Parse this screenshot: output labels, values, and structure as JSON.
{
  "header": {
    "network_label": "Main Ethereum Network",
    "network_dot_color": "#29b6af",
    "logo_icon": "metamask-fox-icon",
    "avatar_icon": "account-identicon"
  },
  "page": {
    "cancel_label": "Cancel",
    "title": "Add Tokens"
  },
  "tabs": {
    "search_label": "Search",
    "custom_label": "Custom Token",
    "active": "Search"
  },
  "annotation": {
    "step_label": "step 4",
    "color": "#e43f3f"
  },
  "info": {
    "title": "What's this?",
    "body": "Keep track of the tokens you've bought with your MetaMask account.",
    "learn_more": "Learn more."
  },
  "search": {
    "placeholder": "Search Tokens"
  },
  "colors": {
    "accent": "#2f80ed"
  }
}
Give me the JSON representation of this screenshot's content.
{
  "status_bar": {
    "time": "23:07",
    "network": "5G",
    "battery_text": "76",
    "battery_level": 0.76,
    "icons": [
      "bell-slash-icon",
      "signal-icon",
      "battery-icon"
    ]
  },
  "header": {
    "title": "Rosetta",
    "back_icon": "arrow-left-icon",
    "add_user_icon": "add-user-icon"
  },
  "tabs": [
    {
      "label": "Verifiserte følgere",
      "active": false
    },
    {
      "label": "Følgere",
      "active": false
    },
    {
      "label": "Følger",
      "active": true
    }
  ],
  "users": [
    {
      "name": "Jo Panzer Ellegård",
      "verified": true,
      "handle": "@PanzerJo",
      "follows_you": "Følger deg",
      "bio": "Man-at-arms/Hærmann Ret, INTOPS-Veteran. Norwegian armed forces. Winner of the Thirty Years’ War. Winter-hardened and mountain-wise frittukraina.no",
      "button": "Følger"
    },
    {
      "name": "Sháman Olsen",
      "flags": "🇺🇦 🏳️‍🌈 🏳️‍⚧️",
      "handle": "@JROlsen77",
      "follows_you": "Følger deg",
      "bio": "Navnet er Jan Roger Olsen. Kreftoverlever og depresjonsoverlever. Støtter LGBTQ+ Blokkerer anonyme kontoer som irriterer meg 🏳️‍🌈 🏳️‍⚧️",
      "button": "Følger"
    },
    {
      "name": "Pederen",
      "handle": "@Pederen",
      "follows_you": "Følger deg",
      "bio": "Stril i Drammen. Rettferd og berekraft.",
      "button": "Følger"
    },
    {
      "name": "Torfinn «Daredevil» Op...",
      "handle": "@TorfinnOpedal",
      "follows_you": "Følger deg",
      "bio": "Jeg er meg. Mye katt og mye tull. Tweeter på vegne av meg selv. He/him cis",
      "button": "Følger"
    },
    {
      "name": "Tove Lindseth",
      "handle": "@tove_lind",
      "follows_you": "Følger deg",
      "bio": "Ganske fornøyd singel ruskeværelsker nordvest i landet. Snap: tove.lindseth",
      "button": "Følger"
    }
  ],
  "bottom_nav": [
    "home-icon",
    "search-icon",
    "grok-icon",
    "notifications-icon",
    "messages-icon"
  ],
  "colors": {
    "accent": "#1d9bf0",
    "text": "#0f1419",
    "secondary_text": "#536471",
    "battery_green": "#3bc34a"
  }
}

Exercise aim: Write out the whole listing again. Match it word for word.

Task solution:
Parse this screenshot: output labels, values, and structure as JSON.
{
  "header": {
    "network_label": "Main Ethereum Network",
    "network_dot_color": "#29b6af",
    "logo_icon": "metamask-fox-icon",
    "avatar_icon": "account-identicon"
  },
  "page": {
    "cancel_label": "Cancel",
    "title": "Add Tokens"
  },
  "tabs": {
    "search_label": "Search",
    "custom_label": "Custom Token",
    "active": "Search"
  },
  "annotation": {
    "step_label": "step 4",
    "color": "#e43f3f"
  },
  "info": {
    "title": "What's this?",
    "body": "Keep track of the tokens you've bought with your MetaMask account.",
    "learn_more": "Learn more."
  },
  "search": {
    "placeholder": "Search Tokens"
  },
  "colors": {
    "accent": "#2f80ed"
  }
}
Give me the JSON representation of this screenshot's content.
{
  "status_bar": {
    "time": "23:07",
    "network": "5G",
    "battery_text": "76",
    "battery_level": 0.76,
    "icons": [
      "bell-slash-icon",
      "signal-icon",
      "battery-icon"
    ]
  },
  "header": {
    "title": "Rosetta",
    "back_icon": "arrow-left-icon",
    "add_user_icon": "add-user-icon"
  },
  "tabs": [
    {
      "label": "Verifiserte følgere",
      "active": false
    },
    {
      "label": "Følgere",
      "active": false
    },
    {
      "label": "Følger",
      "active": true
    }
  ],
  "users": [
    {
      "name": "Jo Panzer Ellegård",
      "verified": true,
      "handle": "@PanzerJo",
      "follows_you": "Følger deg",
      "bio": "Man-at-arms/Hærmann Ret, INTOPS-Veteran. Norwegian armed forces. Winner of the Thirty Years’ War. Winter-hardened and mountain-wise frittukraina.no",
      "button": "Følger"
    },
    {
      "name": "Sháman Olsen",
      "flags": "🇺🇦 🏳️‍🌈 🏳️‍⚧️",
      "handle": "@JROlsen77",
      "follows_you": "Følger deg",
      "bio": "Navnet er Jan Roger Olsen. Kreftoverlever og depresjonsoverlever. Støtter LGBTQ+ Blokkerer anonyme kontoer som irriterer meg 🏳️‍🌈 🏳️‍⚧️",
      "button": "Følger"
    },
    {
      "name": "Pederen",
      "handle": "@Pederen",
      "follows_you": "Følger deg",
      "bio": "Stril i Drammen. Rettferd og berekraft.",
      "button": "Følger"
    },
    {
      "name": "Torfinn «Daredevil» Op...",
      "handle": "@TorfinnOpedal",
      "follows_you": "Følger deg",
      "bio": "Jeg er meg. Mye katt og mye tull. Tweeter på vegne av meg selv. He/him cis",
      "button": "Følger"
    },
    {
      "name": "Tove Lindseth",
      "handle": "@tove_lind",
      "follows_you": "Følger deg",
      "bio": "Ganske fornøyd singel ruskeværelsker nordvest i landet. Snap: tove.lindseth",
      "button": "Følger"
    }
  ],
  "bottom_nav": [
    "home-icon",
    "search-icon",
    "grok-icon",
    "notifications-icon",
    "messages-icon"
  ],
  "colors": {
    "accent": "#1d9bf0",
    "text": "#0f1419",
    "secondary_text": "#536471",
    "battery_green": "#3bc34a"
  }
}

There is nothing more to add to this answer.